Start of RECORDS FOR PROCESSING

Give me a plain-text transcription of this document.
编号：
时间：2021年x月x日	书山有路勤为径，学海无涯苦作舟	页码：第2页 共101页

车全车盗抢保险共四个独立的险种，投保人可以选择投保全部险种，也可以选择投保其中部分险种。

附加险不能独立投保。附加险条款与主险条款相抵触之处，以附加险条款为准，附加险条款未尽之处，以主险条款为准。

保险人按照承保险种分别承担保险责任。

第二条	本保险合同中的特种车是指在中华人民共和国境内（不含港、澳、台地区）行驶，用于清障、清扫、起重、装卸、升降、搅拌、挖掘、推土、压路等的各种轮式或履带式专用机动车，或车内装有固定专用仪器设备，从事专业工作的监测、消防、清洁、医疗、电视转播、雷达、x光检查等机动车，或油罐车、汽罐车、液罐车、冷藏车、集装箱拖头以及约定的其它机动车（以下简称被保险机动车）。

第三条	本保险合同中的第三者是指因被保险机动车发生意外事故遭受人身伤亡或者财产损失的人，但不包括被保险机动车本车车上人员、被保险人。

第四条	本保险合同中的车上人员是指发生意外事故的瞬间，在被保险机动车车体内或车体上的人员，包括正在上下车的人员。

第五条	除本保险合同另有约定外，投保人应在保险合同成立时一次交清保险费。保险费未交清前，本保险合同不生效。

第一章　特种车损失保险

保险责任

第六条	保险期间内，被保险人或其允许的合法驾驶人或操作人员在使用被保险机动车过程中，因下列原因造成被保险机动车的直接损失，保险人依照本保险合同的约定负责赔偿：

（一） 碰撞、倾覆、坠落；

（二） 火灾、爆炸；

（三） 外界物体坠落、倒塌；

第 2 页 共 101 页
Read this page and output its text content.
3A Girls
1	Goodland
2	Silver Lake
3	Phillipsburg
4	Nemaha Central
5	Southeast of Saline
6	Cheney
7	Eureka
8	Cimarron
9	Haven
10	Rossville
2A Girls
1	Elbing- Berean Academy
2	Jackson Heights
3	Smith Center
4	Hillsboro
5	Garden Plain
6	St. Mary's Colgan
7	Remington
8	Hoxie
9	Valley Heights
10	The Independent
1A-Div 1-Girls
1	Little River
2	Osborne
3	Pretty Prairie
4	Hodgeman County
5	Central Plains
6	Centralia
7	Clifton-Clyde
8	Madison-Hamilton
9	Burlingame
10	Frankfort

End of RECORDS FOR PROCESSING

PROBLEM DESCRIPTION |
Only the number is wanted: how many lines of these entries contain the string "text"?

EXERCISE RESULT |
2